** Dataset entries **
━━━━━━━━━━━━━━━━━━━━
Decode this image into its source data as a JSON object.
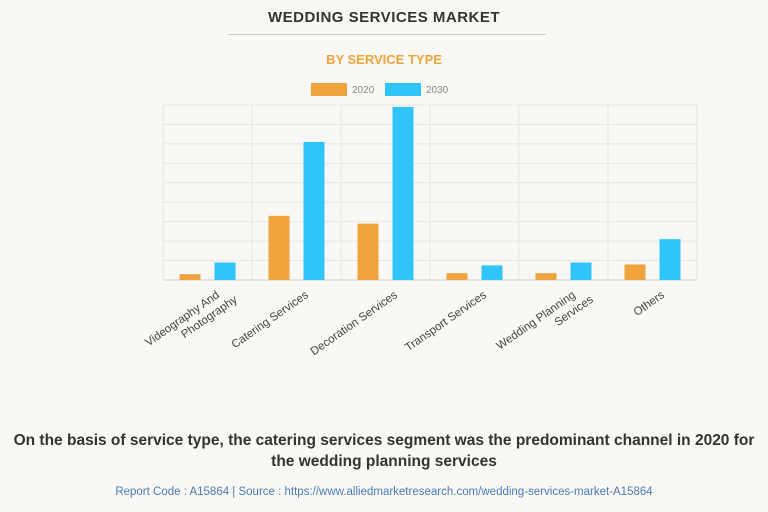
{
  "title": "WEDDING SERVICES MARKET",
  "subtitle": "BY SERVICE TYPE",
  "caption": "On the basis of service type, the catering services segment was the predominant channel in 2020 for the wedding planning services",
  "source": "Report Code : A15864  |  Source : https://www.alliedmarketresearch.com/wedding-services-market-A15864",
  "chart_data": {
    "type": "bar",
    "categories": [
      "Videography And Photography",
      "Catering Services",
      "Decoration Services",
      "Transport Services",
      "Wedding Planning Services",
      "Others"
    ],
    "category_lines": [
      [
        "Videography And",
        "Photography"
      ],
      [
        "Catering Services"
      ],
      [
        "Decoration Services"
      ],
      [
        "Transport Services"
      ],
      [
        "Wedding Planning",
        "Services"
      ],
      [
        "Others"
      ]
    ],
    "series": [
      {
        "name": "2020",
        "color": "#f0a33c",
        "values": [
          0.3,
          3.3,
          2.9,
          0.35,
          0.35,
          0.8
        ]
      },
      {
        "name": "2030",
        "color": "#2fc4fa",
        "values": [
          0.9,
          7.1,
          8.9,
          0.75,
          0.9,
          2.1
        ]
      }
    ],
    "ylim": [
      0,
      9
    ],
    "y_tick_labels_shown": false,
    "grid": true,
    "legend": "top-center",
    "xlabel": "",
    "ylabel": ""
  }
}
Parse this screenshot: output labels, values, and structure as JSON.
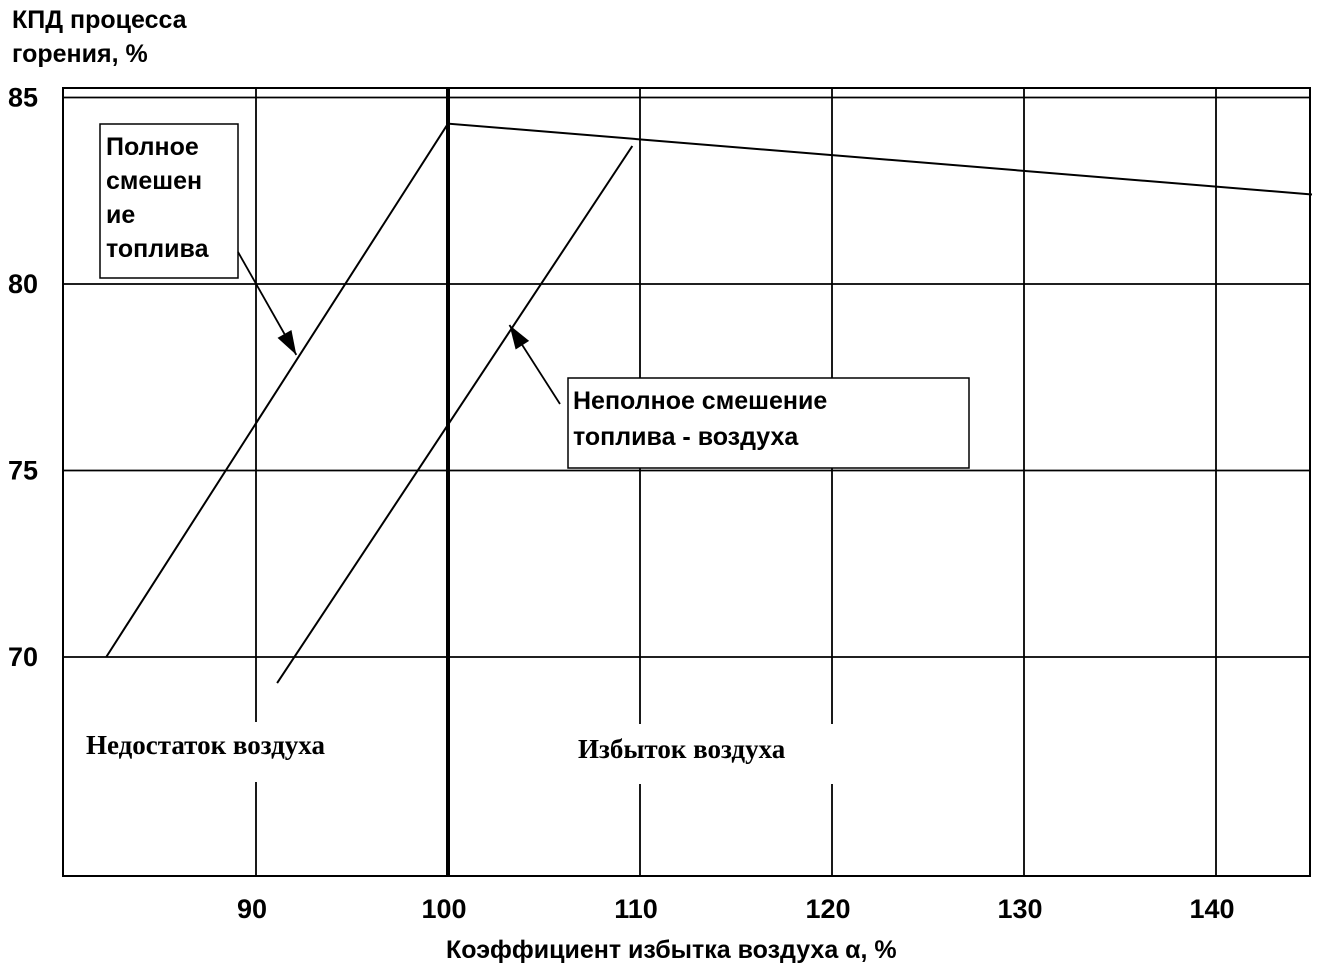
{
  "chart_data": {
    "type": "line",
    "title": "",
    "ylabel": "КПД процесса\nгорения, %",
    "xlabel": "Коэффициент избытка воздуха α,  %",
    "xlim": [
      80,
      145
    ],
    "ylim": [
      65,
      85
    ],
    "x_ticks": [
      90,
      100,
      110,
      120,
      130,
      140
    ],
    "y_ticks": [
      70,
      75,
      80,
      85
    ],
    "grid": true,
    "stoichiometric_x": 100,
    "series": [
      {
        "name": "Полное смешение топлива",
        "x": [
          82.2,
          100,
          145
        ],
        "y": [
          70,
          84.3,
          82.4
        ]
      },
      {
        "name": "Неполное смешение топлива - воздуха",
        "x": [
          91.1,
          109.6
        ],
        "y": [
          69.3,
          83.7
        ]
      }
    ],
    "annotations": [
      {
        "text": "Полное\nсмешен\nие\nтоплива",
        "arrow_to_series": 0,
        "arrow_tip": [
          92.1,
          78.1
        ]
      },
      {
        "text": "Неполное смешение\nтоплива - воздуха",
        "arrow_to_series": 1,
        "arrow_tip": [
          103.2,
          78.9
        ]
      }
    ],
    "region_labels": [
      "Недостаток воздуха",
      "Избыток воздуха"
    ],
    "colors": {
      "line": "#000000",
      "background": "#ffffff"
    }
  }
}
━━━━━━━━━━━━━━━━━━━━
** Stated exercise **
Return the listing above in full and without alteration, excluding its pictures.

** Result of this exercise **
Decode this image into its source data as a JSON object.
{
  "title": "WEDDING SERVICES MARKET",
  "subtitle": "BY SERVICE TYPE",
  "caption": "On the basis of service type, the catering services segment was the predominant channel in 2020 for the wedding planning services",
  "source": "Report Code : A15864  |  Source : https://www.alliedmarketresearch.com/wedding-services-market-A15864",
  "chart_data": {
    "type": "bar",
    "categories": [
      "Videography And Photography",
      "Catering Services",
      "Decoration Services",
      "Transport Services",
      "Wedding Planning Services",
      "Others"
    ],
    "category_lines": [
      [
        "Videography And",
        "Photography"
      ],
      [
        "Catering Services"
      ],
      [
        "Decoration Services"
      ],
      [
        "Transport Services"
      ],
      [
        "Wedding Planning",
        "Services"
      ],
      [
        "Others"
      ]
    ],
    "series": [
      {
        "name": "2020",
        "color": "#f0a33c",
        "values": [
          0.3,
          3.3,
          2.9,
          0.35,
          0.35,
          0.8
        ]
      },
      {
        "name": "2030",
        "color": "#2fc4fa",
        "values": [
          0.9,
          7.1,
          8.9,
          0.75,
          0.9,
          2.1
        ]
      }
    ],
    "ylim": [
      0,
      9
    ],
    "y_tick_labels_shown": false,
    "grid": true,
    "legend": "top-center",
    "xlabel": "",
    "ylabel": ""
  }
}
Parse this screenshot: output labels, values, and structure as JSON.
{
  "chart_data": {
    "type": "line",
    "title": "",
    "ylabel": "КПД процесса\nгорения, %",
    "xlabel": "Коэффициент избытка воздуха α,  %",
    "xlim": [
      80,
      145
    ],
    "ylim": [
      65,
      85
    ],
    "x_ticks": [
      90,
      100,
      110,
      120,
      130,
      140
    ],
    "y_ticks": [
      70,
      75,
      80,
      85
    ],
    "grid": true,
    "stoichiometric_x": 100,
    "series": [
      {
        "name": "Полное смешение топлива",
        "x": [
          82.2,
          100,
          145
        ],
        "y": [
          70,
          84.3,
          82.4
        ]
      },
      {
        "name": "Неполное смешение топлива - воздуха",
        "x": [
          91.1,
          109.6
        ],
        "y": [
          69.3,
          83.7
        ]
      }
    ],
    "annotations": [
      {
        "text": "Полное\nсмешен\nие\nтоплива",
        "arrow_to_series": 0,
        "arrow_tip": [
          92.1,
          78.1
        ]
      },
      {
        "text": "Неполное смешение\nтоплива - воздуха",
        "arrow_to_series": 1,
        "arrow_tip": [
          103.2,
          78.9
        ]
      }
    ],
    "region_labels": [
      "Недостаток воздуха",
      "Избыток воздуха"
    ],
    "colors": {
      "line": "#000000",
      "background": "#ffffff"
    }
  }
}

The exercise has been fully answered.